_EXERCISE GOAL_:
Select, from the material below, each line with "WEIGHT" in it.

** Begin **

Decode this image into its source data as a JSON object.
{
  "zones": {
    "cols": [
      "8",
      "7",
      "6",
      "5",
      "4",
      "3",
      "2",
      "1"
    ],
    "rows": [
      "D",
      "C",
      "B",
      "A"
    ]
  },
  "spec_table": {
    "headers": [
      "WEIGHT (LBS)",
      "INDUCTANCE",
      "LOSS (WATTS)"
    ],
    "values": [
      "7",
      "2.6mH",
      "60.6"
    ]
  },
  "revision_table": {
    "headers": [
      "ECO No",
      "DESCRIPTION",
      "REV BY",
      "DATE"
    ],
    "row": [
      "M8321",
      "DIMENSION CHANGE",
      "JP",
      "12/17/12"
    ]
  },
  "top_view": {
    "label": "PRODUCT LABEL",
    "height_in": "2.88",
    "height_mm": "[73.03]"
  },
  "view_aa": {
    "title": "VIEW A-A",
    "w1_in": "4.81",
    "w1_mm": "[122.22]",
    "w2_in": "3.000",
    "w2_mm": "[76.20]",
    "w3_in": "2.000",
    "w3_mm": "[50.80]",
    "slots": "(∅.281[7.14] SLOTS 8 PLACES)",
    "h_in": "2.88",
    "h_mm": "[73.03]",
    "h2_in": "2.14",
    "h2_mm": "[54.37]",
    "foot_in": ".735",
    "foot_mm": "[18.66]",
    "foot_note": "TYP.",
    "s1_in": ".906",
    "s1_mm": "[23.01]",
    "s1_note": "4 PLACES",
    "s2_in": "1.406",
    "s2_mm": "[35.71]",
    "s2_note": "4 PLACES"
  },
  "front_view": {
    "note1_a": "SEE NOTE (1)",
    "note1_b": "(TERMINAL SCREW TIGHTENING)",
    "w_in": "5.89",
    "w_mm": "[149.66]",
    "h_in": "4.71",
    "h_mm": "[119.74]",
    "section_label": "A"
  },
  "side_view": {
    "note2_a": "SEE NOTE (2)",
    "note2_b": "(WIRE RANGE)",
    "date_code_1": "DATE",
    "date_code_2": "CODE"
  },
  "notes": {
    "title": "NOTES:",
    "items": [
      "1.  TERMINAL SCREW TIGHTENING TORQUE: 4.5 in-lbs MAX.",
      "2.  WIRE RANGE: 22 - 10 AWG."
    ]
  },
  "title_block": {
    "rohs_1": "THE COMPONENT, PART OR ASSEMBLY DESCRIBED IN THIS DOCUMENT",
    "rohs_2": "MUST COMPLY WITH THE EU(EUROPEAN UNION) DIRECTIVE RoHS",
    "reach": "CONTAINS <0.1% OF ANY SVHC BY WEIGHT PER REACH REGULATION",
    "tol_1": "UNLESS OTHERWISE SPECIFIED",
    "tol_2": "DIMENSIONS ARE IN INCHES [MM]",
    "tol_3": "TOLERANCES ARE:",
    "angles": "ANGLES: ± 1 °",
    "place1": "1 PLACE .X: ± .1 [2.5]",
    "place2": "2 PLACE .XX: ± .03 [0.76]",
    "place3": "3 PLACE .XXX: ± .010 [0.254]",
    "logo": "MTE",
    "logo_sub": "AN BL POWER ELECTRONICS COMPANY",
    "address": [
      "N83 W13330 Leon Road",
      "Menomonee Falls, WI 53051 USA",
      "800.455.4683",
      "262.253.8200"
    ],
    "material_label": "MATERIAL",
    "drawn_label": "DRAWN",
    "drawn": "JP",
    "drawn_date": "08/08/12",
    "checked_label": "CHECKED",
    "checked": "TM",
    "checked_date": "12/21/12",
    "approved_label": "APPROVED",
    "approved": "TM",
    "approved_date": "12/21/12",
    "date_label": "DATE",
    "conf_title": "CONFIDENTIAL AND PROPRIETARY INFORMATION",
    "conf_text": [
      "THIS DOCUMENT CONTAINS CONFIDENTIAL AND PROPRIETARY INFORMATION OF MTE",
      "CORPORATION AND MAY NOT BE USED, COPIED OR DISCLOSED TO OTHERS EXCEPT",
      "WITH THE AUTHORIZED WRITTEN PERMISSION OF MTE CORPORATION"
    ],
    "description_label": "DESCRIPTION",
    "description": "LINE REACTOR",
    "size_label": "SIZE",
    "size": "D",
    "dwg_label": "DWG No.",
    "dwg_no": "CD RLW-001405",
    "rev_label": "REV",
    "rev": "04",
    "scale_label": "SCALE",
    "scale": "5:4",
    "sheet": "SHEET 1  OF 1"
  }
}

** End **

_WRITTEN ANSWER_:
      "WEIGHT (LBS)",
    "reach": "CONTAINS <0.1% OF ANY SVHC BY WEIGHT PER REACH REGULATION",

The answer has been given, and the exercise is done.